Records shown:
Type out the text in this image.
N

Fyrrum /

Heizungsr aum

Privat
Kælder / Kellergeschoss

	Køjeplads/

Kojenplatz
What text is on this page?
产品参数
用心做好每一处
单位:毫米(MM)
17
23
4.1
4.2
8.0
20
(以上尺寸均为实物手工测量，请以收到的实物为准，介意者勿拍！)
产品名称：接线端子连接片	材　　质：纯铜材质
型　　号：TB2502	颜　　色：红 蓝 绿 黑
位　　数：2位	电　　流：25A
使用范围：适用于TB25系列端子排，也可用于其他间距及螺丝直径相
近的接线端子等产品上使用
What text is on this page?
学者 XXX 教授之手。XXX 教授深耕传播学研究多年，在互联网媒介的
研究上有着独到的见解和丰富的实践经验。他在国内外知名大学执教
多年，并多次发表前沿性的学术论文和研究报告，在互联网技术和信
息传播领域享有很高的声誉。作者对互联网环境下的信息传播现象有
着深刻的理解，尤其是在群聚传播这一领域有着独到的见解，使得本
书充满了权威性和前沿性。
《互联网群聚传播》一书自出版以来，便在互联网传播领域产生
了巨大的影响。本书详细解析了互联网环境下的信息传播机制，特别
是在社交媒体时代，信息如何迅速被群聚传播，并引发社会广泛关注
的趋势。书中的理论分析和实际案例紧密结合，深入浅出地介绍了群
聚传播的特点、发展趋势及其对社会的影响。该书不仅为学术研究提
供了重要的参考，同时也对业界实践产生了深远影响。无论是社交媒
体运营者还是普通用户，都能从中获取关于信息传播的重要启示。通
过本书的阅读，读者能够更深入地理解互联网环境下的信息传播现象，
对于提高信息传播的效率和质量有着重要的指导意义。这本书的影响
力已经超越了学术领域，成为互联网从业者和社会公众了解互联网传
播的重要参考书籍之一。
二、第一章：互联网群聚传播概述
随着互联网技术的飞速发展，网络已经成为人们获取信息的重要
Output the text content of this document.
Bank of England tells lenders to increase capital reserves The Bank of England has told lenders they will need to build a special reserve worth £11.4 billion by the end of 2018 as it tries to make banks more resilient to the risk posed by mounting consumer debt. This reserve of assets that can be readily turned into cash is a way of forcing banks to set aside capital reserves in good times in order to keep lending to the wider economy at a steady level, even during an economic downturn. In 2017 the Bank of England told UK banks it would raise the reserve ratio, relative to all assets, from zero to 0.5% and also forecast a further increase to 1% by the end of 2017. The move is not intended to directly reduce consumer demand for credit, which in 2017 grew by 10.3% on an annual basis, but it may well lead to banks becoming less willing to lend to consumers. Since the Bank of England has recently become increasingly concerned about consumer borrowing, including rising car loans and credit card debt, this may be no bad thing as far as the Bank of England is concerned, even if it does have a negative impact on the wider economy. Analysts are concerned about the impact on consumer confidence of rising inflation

Exercise directions:
Copy all lines of the material above where the string "text" occurs.

Solution for this problem:
Type out the text in this image.
What text is on this page?
What text is on this page?
Output the text content of this document.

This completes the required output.